SET TASK - Output all lines exactly.

INFORMATION SHOWN -
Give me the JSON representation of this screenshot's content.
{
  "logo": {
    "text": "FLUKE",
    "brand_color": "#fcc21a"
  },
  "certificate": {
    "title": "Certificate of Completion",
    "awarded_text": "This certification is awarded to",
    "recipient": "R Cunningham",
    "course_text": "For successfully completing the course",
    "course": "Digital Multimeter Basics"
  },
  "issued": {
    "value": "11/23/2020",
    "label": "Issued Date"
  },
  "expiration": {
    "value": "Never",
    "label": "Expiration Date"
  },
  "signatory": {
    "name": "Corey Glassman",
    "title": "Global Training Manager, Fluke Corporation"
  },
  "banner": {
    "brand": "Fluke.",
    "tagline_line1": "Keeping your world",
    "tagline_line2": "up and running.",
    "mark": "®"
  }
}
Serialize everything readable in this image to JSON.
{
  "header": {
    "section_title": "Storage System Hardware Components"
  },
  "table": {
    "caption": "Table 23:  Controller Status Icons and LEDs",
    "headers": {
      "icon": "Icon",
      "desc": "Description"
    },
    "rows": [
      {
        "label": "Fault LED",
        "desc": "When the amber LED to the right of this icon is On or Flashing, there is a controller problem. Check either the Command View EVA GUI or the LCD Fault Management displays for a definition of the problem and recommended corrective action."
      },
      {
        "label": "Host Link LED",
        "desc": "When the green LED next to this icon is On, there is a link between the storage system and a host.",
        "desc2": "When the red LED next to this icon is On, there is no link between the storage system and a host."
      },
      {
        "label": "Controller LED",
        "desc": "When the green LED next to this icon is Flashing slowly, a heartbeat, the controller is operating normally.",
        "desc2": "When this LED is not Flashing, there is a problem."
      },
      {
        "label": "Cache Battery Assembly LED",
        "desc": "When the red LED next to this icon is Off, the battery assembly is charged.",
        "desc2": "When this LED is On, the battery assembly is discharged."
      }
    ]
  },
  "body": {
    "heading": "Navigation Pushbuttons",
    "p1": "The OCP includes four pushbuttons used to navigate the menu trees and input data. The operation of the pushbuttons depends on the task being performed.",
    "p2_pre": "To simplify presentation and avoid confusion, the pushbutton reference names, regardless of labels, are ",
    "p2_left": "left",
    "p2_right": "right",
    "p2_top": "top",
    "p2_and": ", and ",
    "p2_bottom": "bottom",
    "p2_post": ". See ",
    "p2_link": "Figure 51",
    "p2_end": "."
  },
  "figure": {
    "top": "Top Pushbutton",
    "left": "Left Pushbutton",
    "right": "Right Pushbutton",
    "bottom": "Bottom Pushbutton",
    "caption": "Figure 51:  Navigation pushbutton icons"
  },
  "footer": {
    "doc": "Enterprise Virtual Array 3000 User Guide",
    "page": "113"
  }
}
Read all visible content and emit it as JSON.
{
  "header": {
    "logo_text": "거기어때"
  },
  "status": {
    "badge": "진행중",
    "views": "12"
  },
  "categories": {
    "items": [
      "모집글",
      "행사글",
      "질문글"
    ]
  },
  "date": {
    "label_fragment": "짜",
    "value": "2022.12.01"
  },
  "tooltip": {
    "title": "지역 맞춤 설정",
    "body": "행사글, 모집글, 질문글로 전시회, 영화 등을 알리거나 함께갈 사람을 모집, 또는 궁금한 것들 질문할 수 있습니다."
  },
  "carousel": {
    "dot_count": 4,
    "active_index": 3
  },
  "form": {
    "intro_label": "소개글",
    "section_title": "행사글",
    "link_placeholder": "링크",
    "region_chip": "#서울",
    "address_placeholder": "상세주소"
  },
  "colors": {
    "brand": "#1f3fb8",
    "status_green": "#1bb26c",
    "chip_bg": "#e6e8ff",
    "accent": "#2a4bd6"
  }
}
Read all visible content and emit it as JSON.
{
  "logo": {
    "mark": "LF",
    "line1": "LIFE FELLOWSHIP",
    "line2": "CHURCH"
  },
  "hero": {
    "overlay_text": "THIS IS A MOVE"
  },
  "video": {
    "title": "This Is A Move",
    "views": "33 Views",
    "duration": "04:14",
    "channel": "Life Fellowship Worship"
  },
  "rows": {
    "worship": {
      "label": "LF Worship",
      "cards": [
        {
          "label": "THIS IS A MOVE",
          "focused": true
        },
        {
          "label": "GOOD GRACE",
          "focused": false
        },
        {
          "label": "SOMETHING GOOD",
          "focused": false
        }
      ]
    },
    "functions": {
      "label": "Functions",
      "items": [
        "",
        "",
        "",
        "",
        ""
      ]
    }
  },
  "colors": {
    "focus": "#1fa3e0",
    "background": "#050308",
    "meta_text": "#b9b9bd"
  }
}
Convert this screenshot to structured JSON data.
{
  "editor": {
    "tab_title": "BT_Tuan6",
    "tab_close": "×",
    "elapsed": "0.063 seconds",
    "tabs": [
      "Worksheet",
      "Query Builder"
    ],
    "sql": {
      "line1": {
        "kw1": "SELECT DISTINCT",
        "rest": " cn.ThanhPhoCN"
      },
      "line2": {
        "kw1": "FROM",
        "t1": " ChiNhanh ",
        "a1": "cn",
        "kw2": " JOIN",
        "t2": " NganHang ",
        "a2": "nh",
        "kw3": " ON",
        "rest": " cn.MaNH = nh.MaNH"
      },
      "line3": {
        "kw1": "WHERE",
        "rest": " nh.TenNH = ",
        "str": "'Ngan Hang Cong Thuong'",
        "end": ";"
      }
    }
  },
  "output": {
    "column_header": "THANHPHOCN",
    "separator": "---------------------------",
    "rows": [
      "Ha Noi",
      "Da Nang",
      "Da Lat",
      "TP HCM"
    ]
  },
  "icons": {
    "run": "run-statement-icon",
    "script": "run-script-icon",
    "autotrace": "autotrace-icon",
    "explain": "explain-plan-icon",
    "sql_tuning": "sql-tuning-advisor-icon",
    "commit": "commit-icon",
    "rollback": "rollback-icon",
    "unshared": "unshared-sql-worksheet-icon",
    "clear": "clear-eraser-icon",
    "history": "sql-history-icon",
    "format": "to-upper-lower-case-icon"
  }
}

OUTPUT OF THE TASK -
Give me the JSON representation of this screenshot's content.
{
  "logo": {
    "text": "FLUKE",
    "brand_color": "#fcc21a"
  },
  "certificate": {
    "title": "Certificate of Completion",
    "awarded_text": "This certification is awarded to",
    "recipient": "R Cunningham",
    "course_text": "For successfully completing the course",
    "course": "Digital Multimeter Basics"
  },
  "issued": {
    "value": "11/23/2020",
    "label": "Issued Date"
  },
  "expiration": {
    "value": "Never",
    "label": "Expiration Date"
  },
  "signatory": {
    "name": "Corey Glassman",
    "title": "Global Training Manager, Fluke Corporation"
  },
  "banner": {
    "brand": "Fluke.",
    "tagline_line1": "Keeping your world",
    "tagline_line2": "up and running.",
    "mark": "®"
  }
}
Serialize everything readable in this image to JSON.
{
  "header": {
    "section_title": "Storage System Hardware Components"
  },
  "table": {
    "caption": "Table 23:  Controller Status Icons and LEDs",
    "headers": {
      "icon": "Icon",
      "desc": "Description"
    },
    "rows": [
      {
        "label": "Fault LED",
        "desc": "When the amber LED to the right of this icon is On or Flashing, there is a controller problem. Check either the Command View EVA GUI or the LCD Fault Management displays for a definition of the problem and recommended corrective action."
      },
      {
        "label": "Host Link LED",
        "desc": "When the green LED next to this icon is On, there is a link between the storage system and a host.",
        "desc2": "When the red LED next to this icon is On, there is no link between the storage system and a host."
      },
      {
        "label": "Controller LED",
        "desc": "When the green LED next to this icon is Flashing slowly, a heartbeat, the controller is operating normally.",
        "desc2": "When this LED is not Flashing, there is a problem."
      },
      {
        "label": "Cache Battery Assembly LED",
        "desc": "When the red LED next to this icon is Off, the battery assembly is charged.",
        "desc2": "When this LED is On, the battery assembly is discharged."
      }
    ]
  },
  "body": {
    "heading": "Navigation Pushbuttons",
    "p1": "The OCP includes four pushbuttons used to navigate the menu trees and input data. The operation of the pushbuttons depends on the task being performed.",
    "p2_pre": "To simplify presentation and avoid confusion, the pushbutton reference names, regardless of labels, are ",
    "p2_left": "left",
    "p2_right": "right",
    "p2_top": "top",
    "p2_and": ", and ",
    "p2_bottom": "bottom",
    "p2_post": ". See ",
    "p2_link": "Figure 51",
    "p2_end": "."
  },
  "figure": {
    "top": "Top Pushbutton",
    "left": "Left Pushbutton",
    "right": "Right Pushbutton",
    "bottom": "Bottom Pushbutton",
    "caption": "Figure 51:  Navigation pushbutton icons"
  },
  "footer": {
    "doc": "Enterprise Virtual Array 3000 User Guide",
    "page": "113"
  }
}
Read all visible content and emit it as JSON.
{
  "header": {
    "logo_text": "거기어때"
  },
  "status": {
    "badge": "진행중",
    "views": "12"
  },
  "categories": {
    "items": [
      "모집글",
      "행사글",
      "질문글"
    ]
  },
  "date": {
    "label_fragment": "짜",
    "value": "2022.12.01"
  },
  "tooltip": {
    "title": "지역 맞춤 설정",
    "body": "행사글, 모집글, 질문글로 전시회, 영화 등을 알리거나 함께갈 사람을 모집, 또는 궁금한 것들 질문할 수 있습니다."
  },
  "carousel": {
    "dot_count": 4,
    "active_index": 3
  },
  "form": {
    "intro_label": "소개글",
    "section_title": "행사글",
    "link_placeholder": "링크",
    "region_chip": "#서울",
    "address_placeholder": "상세주소"
  },
  "colors": {
    "brand": "#1f3fb8",
    "status_green": "#1bb26c",
    "chip_bg": "#e6e8ff",
    "accent": "#2a4bd6"
  }
}
Read all visible content and emit it as JSON.
{
  "logo": {
    "mark": "LF",
    "line1": "LIFE FELLOWSHIP",
    "line2": "CHURCH"
  },
  "hero": {
    "overlay_text": "THIS IS A MOVE"
  },
  "video": {
    "title": "This Is A Move",
    "views": "33 Views",
    "duration": "04:14",
    "channel": "Life Fellowship Worship"
  },
  "rows": {
    "worship": {
      "label": "LF Worship",
      "cards": [
        {
          "label": "THIS IS A MOVE",
          "focused": true
        },
        {
          "label": "GOOD GRACE",
          "focused": false
        },
        {
          "label": "SOMETHING GOOD",
          "focused": false
        }
      ]
    },
    "functions": {
      "label": "Functions",
      "items": [
        "",
        "",
        "",
        "",
        ""
      ]
    }
  },
  "colors": {
    "focus": "#1fa3e0",
    "background": "#050308",
    "meta_text": "#b9b9bd"
  }
}
Convert this screenshot to structured JSON data.
{
  "editor": {
    "tab_title": "BT_Tuan6",
    "tab_close": "×",
    "elapsed": "0.063 seconds",
    "tabs": [
      "Worksheet",
      "Query Builder"
    ],
    "sql": {
      "line1": {
        "kw1": "SELECT DISTINCT",
        "rest": " cn.ThanhPhoCN"
      },
      "line2": {
        "kw1": "FROM",
        "t1": " ChiNhanh ",
        "a1": "cn",
        "kw2": " JOIN",
        "t2": " NganHang ",
        "a2": "nh",
        "kw3": " ON",
        "rest": " cn.MaNH = nh.MaNH"
      },
      "line3": {
        "kw1": "WHERE",
        "rest": " nh.TenNH = ",
        "str": "'Ngan Hang Cong Thuong'",
        "end": ";"
      }
    }
  },
  "output": {
    "column_header": "THANHPHOCN",
    "separator": "---------------------------",
    "rows": [
      "Ha Noi",
      "Da Nang",
      "Da Lat",
      "TP HCM"
    ]
  },
  "icons": {
    "run": "run-statement-icon",
    "script": "run-script-icon",
    "autotrace": "autotrace-icon",
    "explain": "explain-plan-icon",
    "sql_tuning": "sql-tuning-advisor-icon",
    "commit": "commit-icon",
    "rollback": "rollback-icon",
    "unshared": "unshared-sql-worksheet-icon",
    "clear": "clear-eraser-icon",
    "history": "sql-history-icon",
    "format": "to-upper-lower-case-icon"
  }
}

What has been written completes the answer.